*Instruction a:*
Could you copy the records verbatim, starting at their first line and ending with the line that contains "dot-leader: [445, 460, 718, 461]", including that line?

*Supplied passage:*
>>>>

How to create a variable that retains its value

Question

In thinkscript charts and scans, any script gets executed many times once for each bar. Program state between such executions is stored in array variables which are accessed directly or by an offset via [] or GetValue(). Many scripts involving some kind of pattern recognition need to initialize such variables at the first bar by assigning them initial values. When executing on subsequent bars, the script either copies the previous value or creates new values. Then depending on some other condition, the script may check whether the current array entry still equals the first array entry to discover whether something interesting happened in the data.

The following test script follows this simple pattern. Its single purpose is to use the scanner to verify that the first entry of a single variable retains its value.

A scan executes a single plot statement at the last bar. The script has as as the single criterion that the tested variable holds its value and is not changed by something else. Changing variables or variable array entries in thinkscript is illegal and should never happen. However, this script shows that the first entry of a variable gets overwritten. How does this happen, and how can it be avoided?

def index;
def myVar;
if (BarNumber() == 1) {
    index = -1;
    myVar = close;
} else {
    if (close > myVar[1]) {
        myVar = close;
        index = index[1];
    } else {
        if (close <= myVar[1]) {
            index = 1;
        } else {
            index = index[1];
        }
        myVar = myVar[1];
    }
}
plot scan = GetValue(index, BarNumber() -1) == -1;

Answer 1

Separately, for anyone who came here looking for, actually, how to create a variable that retains its value - meaning the value doesn't change across bars because you don't want it to - here are 3 methods...

Use a recursive variable, as follows:

Method 1: if statement

# declare variable without initializing
def myVar;

# set up `if` condition for which variable should be set
if ( BarNumber() == 1 ) {
  
  # set the value you want when the condition is met
  # in this case, the variable is set to the close value at bar 1
  myVar = close;
}
# thinkScript always requires an `else` 
else {

  # now, here, if you want the variable to change, enter the desired value,
  # or, if you want it to always stay the same, then...
  myVar = myVar[1];

}

Method 2: if expression

# same as above, really, but more compact; use parens as desired for clarity
def myVar = if BarNumber() == 1 then close else myVar[1];

Method 3: CompoundValue()

Note: Generally, CompoundValue() works the same as the above examples, so one would not need to use it; however, it sometimes must be used. See below the code for more detail.

def myVar = CompoundValue(1,
                          if BarNumber() == 2 then close[1] else myVar[1],
                          0);

plot test = myVar;

Some CompoundValue() Details

First, parameters, as the descriptions in the docs can be confusing:

The first parameter is the length. It represents the bar number after which CompoundValue() will utilize the expression in the 2nd parameter.

1 is the minimum (and default) value accepted for this argument.

<<<<

*Instruction b:*
Can you carry on the thinkscript thread about making a variable retain its value, starting right after its last sentence?

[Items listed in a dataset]
>>>>

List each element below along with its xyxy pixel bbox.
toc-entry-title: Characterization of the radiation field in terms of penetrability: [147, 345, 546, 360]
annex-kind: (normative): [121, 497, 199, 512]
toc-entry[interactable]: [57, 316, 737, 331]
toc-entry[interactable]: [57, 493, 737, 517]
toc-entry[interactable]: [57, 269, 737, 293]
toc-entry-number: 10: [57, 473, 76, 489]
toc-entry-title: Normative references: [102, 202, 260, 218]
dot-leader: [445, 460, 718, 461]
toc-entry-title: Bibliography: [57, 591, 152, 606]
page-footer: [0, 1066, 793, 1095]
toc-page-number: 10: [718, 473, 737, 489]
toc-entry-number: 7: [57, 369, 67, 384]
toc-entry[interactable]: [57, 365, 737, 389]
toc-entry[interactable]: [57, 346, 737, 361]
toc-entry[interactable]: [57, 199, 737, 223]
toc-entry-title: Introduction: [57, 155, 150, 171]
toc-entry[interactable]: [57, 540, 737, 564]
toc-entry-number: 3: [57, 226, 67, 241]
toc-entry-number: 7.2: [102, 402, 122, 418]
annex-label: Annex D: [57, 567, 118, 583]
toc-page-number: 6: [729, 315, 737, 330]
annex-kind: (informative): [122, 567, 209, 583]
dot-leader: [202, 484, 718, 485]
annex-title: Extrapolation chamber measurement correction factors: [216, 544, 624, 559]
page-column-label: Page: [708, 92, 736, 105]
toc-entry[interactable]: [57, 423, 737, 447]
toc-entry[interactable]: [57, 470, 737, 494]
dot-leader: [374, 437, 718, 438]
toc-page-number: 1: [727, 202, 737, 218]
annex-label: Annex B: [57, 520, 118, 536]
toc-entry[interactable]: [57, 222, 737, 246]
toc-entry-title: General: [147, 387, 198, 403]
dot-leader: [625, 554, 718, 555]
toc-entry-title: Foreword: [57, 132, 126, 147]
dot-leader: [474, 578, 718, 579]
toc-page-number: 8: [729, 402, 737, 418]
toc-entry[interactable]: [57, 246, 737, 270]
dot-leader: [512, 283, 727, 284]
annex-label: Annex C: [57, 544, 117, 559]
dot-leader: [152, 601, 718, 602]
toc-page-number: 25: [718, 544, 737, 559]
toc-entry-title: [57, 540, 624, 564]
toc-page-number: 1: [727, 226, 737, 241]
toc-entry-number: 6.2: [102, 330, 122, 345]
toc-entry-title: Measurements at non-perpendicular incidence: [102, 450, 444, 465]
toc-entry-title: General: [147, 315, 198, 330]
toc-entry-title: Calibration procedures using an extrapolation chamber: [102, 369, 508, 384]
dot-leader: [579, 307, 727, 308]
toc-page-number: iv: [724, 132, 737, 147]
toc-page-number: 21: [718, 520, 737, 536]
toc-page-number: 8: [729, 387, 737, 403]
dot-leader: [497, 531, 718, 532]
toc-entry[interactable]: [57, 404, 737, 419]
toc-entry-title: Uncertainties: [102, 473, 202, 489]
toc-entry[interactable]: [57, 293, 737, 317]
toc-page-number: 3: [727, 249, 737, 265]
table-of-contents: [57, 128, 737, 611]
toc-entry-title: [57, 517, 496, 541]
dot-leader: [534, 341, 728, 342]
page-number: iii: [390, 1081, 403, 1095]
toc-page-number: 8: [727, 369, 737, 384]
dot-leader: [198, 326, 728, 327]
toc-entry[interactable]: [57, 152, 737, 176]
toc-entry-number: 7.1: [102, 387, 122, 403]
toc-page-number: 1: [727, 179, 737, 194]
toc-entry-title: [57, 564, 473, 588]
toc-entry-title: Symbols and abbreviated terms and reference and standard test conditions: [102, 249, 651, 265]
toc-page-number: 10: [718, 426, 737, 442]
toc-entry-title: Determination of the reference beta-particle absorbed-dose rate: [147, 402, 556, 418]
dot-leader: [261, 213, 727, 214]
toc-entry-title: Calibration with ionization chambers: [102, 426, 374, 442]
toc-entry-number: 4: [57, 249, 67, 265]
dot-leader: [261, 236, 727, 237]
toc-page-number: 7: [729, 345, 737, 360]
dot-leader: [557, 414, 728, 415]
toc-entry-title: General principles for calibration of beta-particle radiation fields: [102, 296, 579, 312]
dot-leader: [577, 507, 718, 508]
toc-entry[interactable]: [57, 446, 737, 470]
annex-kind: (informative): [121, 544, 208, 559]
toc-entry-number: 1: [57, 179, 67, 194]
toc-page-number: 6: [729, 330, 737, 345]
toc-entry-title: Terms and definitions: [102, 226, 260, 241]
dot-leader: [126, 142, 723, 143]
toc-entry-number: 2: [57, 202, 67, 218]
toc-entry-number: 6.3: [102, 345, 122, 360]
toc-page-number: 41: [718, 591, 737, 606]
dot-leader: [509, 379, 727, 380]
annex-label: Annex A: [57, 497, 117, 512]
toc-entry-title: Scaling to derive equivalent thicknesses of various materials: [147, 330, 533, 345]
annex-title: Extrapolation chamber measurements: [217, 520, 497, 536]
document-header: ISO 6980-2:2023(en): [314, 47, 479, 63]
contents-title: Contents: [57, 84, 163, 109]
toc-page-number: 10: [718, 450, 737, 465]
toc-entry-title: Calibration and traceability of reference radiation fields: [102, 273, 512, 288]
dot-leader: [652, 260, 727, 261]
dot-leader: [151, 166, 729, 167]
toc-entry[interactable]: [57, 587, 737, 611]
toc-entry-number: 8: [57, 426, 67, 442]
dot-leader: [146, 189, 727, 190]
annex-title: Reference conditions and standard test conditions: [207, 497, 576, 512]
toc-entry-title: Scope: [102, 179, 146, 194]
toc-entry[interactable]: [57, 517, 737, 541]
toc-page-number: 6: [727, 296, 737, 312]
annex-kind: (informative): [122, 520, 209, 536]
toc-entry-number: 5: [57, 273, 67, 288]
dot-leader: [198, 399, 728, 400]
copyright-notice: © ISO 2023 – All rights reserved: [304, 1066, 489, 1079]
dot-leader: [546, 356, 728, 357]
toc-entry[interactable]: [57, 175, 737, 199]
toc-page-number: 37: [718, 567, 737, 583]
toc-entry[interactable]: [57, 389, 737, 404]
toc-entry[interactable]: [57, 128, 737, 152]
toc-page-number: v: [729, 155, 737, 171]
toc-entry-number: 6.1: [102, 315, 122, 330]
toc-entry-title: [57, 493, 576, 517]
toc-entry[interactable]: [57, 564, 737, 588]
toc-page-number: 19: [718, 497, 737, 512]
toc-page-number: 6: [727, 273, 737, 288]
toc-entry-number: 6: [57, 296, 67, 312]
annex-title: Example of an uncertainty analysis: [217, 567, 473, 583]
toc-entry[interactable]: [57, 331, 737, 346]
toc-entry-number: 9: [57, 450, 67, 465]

<<<<

*Written reply a:*
List each element below along with its xyxy pixel bbox.
toc-entry-title: Characterization of the radiation field in terms of penetrability: [147, 345, 546, 360]
annex-kind: (normative): [121, 497, 199, 512]
toc-entry[interactable]: [57, 316, 737, 331]
toc-entry[interactable]: [57, 493, 737, 517]
toc-entry[interactable]: [57, 269, 737, 293]
toc-entry-number: 10: [57, 473, 76, 489]
toc-entry-title: Normative references: [102, 202, 260, 218]
dot-leader: [445, 460, 718, 461]

*Written reply b:*
The 2nd parameter is "visible data". The value here must be an expression, usually a calculation (though I used an if expression for this example).

This is the data manipulation CompoundValue() will use once the BarNumber() value is past the length. Eg, for this example, since I had a 1 in the first parameter, the if expression won't take effect until thinkScript is processing the 2nd bar. At bars 0 and 1, the 3rd parameter value will come into play.

Note that I used an offset for close in the expression. Since I had to put a minimum of 1 in the length argument, thinkScript would be at bar 2 before it started using the expression. Thus, I had to indicate the close value for the prior bar (close[1]) was really what I wanted.

The 3rd parameter, "historical data", is the value that will be used for the bar number before and including the length (bar number) value in the 1st parameter.

For this example, I put 0, but I also could've used Double.NaN. It wouldn't matter in my case because I didn't care about setting any values prior to the calculation point.

The CompoundValue() docs give a Fibonacci example that now is easy to understand. It also shows why one might want to set a value for prior bars:

def x = CompoundValue(2, x[1] + x[2], 1);
plot FibonacciNumbers = x;

length = 2, so the 2nd argument's calculation won't take place until the 3rd bar comes around.

"visible data" = x[1] + x[2], the calculation that will take place for every bar after the 2nd bar (ie, from the 3rd bar forward).

"historical data" = 1, so that for bars 1 and 2, the constant value 1 will be used in place of the calculation in the 2nd parameter. That works for a Fibonacci calculation!

---

As for reasons why one would use CompoundValue() instead of the first two methods above, the main one is that CompoundValue is required when plotting items with multiple lengths or "offsets". In short, thinkScript will change all plotted offsets to equal the largest offset. CompoundValue, unlike other plotted variables, keeps its stated offset values.

For details, see the thinkScript tutorial's Chapter 12. Past/Future Offset and Prefetch, as well as my answer to the SO question Understanding & Converting ThinkScripts CompoundValue Function

Answer 2

It is not possible to avoid this because it is a defect, a bug in the scan engine as of 2019-06-13. Let me provide a proof in a few simple steps, all code executed by the scan engine for All Symbols, to get maximum coverage.

def myLowest = LowestAll(BarNumber());
plot scan = myLowest == 1;

This returns the entire set, and it proves that in the first bar in all symbols scanned has BarNumber() == 1; Always.

Again, we start for All Symbols with

def myHighest = HighestAll(BarNumber());
plot scan = BarNumber() == myHighest;

This returns the entire set.

It proves that in all scans, the single plot statement is executed only once on the highest bar, regardless how many bars each symbol has. So it is calculating HighestAll(BarNumber()) all by itself without us needing to do it.

With the above, we have some tools to use the scan engine itself to test some basic conditions. This is important, because if we want to identify a bug, we need to have a reliable way to check actual vs expected values. That is so because we cannot debug the scan engine - we have to use this indirect method, a solid method.

Now we are using this knowledge to test the successful execution of a user written "if" statement by the scan engine.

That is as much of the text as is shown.